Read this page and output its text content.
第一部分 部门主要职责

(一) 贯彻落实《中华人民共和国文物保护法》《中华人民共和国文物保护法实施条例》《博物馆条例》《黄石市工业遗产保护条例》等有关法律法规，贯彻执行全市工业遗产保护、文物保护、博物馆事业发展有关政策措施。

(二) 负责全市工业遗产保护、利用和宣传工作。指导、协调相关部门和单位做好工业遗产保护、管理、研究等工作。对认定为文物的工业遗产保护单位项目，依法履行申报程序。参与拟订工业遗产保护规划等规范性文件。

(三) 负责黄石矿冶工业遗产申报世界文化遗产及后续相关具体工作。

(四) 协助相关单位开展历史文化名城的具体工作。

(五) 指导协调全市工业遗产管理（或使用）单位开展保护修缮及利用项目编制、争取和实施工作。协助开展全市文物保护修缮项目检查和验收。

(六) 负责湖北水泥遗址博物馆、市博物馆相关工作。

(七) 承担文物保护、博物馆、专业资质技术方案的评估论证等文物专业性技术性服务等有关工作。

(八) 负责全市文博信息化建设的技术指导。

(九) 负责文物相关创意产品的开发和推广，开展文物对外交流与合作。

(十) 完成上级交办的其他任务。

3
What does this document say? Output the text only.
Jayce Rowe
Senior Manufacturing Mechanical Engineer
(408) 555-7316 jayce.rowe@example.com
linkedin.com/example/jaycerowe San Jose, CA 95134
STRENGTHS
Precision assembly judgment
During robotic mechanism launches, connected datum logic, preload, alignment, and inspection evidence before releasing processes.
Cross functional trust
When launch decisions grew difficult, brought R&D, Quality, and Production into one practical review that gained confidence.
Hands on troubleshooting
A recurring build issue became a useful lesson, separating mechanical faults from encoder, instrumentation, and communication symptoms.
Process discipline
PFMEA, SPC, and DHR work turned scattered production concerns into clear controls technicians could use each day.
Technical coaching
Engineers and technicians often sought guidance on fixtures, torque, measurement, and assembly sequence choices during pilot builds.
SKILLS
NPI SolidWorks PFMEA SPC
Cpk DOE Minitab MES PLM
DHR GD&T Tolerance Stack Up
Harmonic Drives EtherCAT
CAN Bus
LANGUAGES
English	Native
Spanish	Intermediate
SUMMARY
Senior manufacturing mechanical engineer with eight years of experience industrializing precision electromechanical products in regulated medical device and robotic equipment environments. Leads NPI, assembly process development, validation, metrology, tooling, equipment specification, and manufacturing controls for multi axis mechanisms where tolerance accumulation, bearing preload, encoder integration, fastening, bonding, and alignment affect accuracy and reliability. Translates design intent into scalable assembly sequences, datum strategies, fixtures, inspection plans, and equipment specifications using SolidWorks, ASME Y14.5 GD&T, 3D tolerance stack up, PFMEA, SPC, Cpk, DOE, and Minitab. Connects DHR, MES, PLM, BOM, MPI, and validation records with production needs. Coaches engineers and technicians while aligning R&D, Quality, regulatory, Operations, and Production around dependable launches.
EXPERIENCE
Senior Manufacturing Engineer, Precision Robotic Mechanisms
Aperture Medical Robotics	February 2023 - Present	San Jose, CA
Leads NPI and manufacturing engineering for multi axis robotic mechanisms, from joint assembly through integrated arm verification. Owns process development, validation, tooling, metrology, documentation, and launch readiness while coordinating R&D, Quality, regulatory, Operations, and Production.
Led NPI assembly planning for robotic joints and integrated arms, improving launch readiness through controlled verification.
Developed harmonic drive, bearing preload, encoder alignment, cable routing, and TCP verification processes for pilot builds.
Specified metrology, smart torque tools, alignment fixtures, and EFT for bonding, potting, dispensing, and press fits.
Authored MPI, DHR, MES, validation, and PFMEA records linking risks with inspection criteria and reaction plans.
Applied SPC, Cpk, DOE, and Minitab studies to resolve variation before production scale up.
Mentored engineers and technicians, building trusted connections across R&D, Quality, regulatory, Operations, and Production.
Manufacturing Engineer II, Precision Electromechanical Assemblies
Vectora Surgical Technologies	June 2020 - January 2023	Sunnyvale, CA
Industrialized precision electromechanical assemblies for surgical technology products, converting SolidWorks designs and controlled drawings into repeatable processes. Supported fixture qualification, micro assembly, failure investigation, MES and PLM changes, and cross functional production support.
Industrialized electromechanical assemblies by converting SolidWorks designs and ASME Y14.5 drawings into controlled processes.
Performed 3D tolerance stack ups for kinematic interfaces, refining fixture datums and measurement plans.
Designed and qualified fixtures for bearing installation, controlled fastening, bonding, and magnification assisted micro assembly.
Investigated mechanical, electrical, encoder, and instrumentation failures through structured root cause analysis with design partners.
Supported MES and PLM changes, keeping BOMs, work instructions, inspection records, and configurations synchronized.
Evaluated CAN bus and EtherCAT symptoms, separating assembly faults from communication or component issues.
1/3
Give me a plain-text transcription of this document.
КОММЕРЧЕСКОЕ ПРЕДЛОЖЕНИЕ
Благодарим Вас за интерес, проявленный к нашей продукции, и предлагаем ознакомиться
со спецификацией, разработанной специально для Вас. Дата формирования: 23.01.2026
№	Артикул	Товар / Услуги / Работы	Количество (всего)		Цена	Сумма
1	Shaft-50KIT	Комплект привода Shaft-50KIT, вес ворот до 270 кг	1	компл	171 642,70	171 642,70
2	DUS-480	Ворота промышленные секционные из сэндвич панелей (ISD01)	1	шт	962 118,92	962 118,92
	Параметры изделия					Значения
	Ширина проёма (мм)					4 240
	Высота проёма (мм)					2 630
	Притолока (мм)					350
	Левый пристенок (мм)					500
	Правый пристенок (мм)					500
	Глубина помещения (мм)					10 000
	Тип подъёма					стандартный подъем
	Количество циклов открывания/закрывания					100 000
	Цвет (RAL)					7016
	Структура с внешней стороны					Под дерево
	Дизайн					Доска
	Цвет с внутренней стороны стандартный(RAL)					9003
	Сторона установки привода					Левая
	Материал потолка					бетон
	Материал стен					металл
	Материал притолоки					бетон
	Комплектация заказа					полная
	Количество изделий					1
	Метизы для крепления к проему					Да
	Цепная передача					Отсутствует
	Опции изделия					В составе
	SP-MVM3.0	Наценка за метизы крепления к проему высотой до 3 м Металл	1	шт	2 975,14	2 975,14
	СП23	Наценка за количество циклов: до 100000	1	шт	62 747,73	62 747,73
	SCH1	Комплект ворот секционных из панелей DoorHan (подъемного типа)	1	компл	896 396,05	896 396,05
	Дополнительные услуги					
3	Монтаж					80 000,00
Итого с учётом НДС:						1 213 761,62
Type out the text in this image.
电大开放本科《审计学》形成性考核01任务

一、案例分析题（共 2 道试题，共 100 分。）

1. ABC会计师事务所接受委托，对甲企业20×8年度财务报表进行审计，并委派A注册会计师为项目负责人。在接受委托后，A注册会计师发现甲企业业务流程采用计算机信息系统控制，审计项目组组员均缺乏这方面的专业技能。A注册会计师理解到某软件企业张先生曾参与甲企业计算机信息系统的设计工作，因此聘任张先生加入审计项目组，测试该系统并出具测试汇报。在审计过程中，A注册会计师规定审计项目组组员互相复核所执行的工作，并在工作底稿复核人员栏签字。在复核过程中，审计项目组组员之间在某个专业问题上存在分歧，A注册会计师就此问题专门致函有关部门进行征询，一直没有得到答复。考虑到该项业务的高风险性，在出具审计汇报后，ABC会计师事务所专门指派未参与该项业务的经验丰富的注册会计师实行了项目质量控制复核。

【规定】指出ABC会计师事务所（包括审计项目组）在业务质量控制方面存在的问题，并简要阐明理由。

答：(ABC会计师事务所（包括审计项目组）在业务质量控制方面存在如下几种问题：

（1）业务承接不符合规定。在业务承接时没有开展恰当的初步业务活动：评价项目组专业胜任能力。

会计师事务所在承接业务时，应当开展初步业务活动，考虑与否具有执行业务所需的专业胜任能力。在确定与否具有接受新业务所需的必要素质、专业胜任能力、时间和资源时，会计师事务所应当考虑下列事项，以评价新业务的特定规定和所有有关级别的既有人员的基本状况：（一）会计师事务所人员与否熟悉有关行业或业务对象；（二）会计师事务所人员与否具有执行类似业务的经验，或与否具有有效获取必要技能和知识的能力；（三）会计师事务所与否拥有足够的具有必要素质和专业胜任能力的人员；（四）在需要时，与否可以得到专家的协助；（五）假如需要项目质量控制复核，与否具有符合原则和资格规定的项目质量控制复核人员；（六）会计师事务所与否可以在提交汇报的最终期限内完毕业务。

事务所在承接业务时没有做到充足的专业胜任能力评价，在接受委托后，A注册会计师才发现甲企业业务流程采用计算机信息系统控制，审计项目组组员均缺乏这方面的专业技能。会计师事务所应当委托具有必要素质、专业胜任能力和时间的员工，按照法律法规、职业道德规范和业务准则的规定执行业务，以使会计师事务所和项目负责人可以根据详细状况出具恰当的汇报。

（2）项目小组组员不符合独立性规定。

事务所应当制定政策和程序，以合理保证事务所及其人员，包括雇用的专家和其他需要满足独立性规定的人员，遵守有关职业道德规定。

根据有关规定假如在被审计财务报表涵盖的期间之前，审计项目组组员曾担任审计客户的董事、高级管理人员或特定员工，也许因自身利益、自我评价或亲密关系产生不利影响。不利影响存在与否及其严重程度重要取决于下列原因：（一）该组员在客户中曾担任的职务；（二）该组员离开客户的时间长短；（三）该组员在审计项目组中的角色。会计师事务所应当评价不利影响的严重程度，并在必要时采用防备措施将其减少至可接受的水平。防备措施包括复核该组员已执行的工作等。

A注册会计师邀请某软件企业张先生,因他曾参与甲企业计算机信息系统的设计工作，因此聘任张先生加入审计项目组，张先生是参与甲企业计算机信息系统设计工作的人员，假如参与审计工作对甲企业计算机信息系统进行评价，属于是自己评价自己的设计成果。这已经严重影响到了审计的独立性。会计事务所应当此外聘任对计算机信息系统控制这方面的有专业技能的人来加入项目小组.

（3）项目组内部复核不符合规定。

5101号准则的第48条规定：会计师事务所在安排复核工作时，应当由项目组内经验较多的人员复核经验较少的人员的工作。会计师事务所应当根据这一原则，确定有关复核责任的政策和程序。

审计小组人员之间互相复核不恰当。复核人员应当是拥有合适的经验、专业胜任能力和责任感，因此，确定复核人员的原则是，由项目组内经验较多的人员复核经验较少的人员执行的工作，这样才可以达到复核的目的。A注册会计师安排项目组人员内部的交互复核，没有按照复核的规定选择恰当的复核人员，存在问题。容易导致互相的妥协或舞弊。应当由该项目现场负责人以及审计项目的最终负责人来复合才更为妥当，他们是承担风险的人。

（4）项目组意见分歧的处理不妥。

########

GIVEN REQUEST:
Copy out all lines where the word "from" appears.

WRITTEN REPLY:
A recurring build issue became a useful lesson, separating mechanical faults from encoder, instrumentation, and communication symptoms.
Leads NPI and manufacturing engineering for multi axis robotic mechanisms, from joint assembly through integrated arm verification. Owns process development, validation, tooling, metrology, documentation, and launch readiness while coordinating R&D, Quality, regulatory, Operations, and Production.
Evaluated CAN bus and EtherCAT symptoms, separating assembly faults from communication or component issues.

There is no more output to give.